— Records for processing —
--- --- ---

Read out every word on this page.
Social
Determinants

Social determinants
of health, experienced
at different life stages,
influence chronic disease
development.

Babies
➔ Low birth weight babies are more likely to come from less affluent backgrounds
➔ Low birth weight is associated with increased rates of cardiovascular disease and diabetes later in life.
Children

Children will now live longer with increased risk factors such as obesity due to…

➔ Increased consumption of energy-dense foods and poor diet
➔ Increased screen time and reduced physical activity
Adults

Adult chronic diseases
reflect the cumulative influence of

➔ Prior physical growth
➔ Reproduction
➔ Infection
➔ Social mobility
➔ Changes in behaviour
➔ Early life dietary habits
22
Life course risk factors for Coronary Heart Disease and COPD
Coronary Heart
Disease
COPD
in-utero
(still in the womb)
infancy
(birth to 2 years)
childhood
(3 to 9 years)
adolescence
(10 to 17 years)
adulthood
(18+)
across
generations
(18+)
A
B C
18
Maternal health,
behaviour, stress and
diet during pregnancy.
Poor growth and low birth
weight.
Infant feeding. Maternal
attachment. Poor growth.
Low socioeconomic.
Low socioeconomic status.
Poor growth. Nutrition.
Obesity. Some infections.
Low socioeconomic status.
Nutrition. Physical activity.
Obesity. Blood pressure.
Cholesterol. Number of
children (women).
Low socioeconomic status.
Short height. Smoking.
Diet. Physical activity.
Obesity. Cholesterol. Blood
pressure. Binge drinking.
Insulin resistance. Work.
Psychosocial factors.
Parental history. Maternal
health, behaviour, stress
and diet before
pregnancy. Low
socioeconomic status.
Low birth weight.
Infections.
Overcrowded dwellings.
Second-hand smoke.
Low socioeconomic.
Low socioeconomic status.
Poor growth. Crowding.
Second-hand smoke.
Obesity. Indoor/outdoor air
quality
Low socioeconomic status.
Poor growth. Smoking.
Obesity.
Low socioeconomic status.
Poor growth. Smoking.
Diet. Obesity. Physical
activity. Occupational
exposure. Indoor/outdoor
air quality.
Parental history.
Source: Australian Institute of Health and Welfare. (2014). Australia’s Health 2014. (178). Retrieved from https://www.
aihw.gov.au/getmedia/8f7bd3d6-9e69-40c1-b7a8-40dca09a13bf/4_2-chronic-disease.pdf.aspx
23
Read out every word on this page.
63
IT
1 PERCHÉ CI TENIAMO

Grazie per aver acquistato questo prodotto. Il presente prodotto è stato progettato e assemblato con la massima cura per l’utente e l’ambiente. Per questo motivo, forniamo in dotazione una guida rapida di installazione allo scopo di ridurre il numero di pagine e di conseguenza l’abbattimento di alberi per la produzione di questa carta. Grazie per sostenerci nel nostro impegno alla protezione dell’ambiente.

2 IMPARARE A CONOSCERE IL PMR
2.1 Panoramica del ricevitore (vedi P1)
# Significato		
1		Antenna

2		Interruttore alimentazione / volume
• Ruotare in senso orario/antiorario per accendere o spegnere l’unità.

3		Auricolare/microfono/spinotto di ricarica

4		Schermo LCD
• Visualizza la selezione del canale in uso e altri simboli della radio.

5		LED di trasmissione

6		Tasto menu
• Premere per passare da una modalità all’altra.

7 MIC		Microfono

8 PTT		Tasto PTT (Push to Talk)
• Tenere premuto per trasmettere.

--- --- ---

— What this task involves —
Quote the listing in full, please, keeping every line exact.

— Worked solution —
Read out every word on this page.
Social
Determinants

Social determinants
of health, experienced
at different life stages,
influence chronic disease
development.

Babies
➔ Low birth weight babies are more likely to come from less affluent backgrounds
➔ Low birth weight is associated with increased rates of cardiovascular disease and diabetes later in life.
Children

Children will now live longer with increased risk factors such as obesity due to…

➔ Increased consumption of energy-dense foods and poor diet
➔ Increased screen time and reduced physical activity
Adults

Adult chronic diseases
reflect the cumulative influence of

➔ Prior physical growth
➔ Reproduction
➔ Infection
➔ Social mobility
➔ Changes in behaviour
➔ Early life dietary habits
22
Life course risk factors for Coronary Heart Disease and COPD
Coronary Heart
Disease
COPD
in-utero
(still in the womb)
infancy
(birth to 2 years)
childhood
(3 to 9 years)
adolescence
(10 to 17 years)
adulthood
(18+)
across
generations
(18+)
A
B C
18
Maternal health,
behaviour, stress and
diet during pregnancy.
Poor growth and low birth
weight.
Infant feeding. Maternal
attachment. Poor growth.
Low socioeconomic.
Low socioeconomic status.
Poor growth. Nutrition.
Obesity. Some infections.
Low socioeconomic status.
Nutrition. Physical activity.
Obesity. Blood pressure.
Cholesterol. Number of
children (women).
Low socioeconomic status.
Short height. Smoking.
Diet. Physical activity.
Obesity. Cholesterol. Blood
pressure. Binge drinking.
Insulin resistance. Work.
Psychosocial factors.
Parental history. Maternal
health, behaviour, stress
and diet before
pregnancy. Low
socioeconomic status.
Low birth weight.
Infections.
Overcrowded dwellings.
Second-hand smoke.
Low socioeconomic.
Low socioeconomic status.
Poor growth. Crowding.
Second-hand smoke.
Obesity. Indoor/outdoor air
quality
Low socioeconomic status.
Poor growth. Smoking.
Obesity.
Low socioeconomic status.
Poor growth. Smoking.
Diet. Obesity. Physical
activity. Occupational
exposure. Indoor/outdoor
air quality.
Parental history.
Source: Australian Institute of Health and Welfare. (2014). Australia’s Health 2014. (178). Retrieved from https://www.
aihw.gov.au/getmedia/8f7bd3d6-9e69-40c1-b7a8-40dca09a13bf/4_2-chronic-disease.pdf.aspx
23
Read out every word on this page.
63
IT
1 PERCHÉ CI TENIAMO

Grazie per aver acquistato questo prodotto. Il presente prodotto è stato progettato e assemblato con la massima cura per l’utente e l’ambiente. Per questo motivo, forniamo in dotazione una guida rapida di installazione allo scopo di ridurre il numero di pagine e di conseguenza l’abbattimento di alberi per la produzione di questa carta. Grazie per sostenerci nel nostro impegno alla protezione dell’ambiente.

2 IMPARARE A CONOSCERE IL PMR
2.1 Panoramica del ricevitore (vedi P1)
# Significato		
1		Antenna

2		Interruttore alimentazione / volume
• Ruotare in senso orario/antiorario per accendere o spegnere l’unità.

3		Auricolare/microfono/spinotto di ricarica

4		Schermo LCD
• Visualizza la selezione del canale in uso e altri simboli della radio.

5		LED di trasmissione

6		Tasto menu
• Premere per passare da una modalità all’altra.

7 MIC		Microfono

8 PTT		Tasto PTT (Push to Talk)
• Tenere premuto per trasmettere.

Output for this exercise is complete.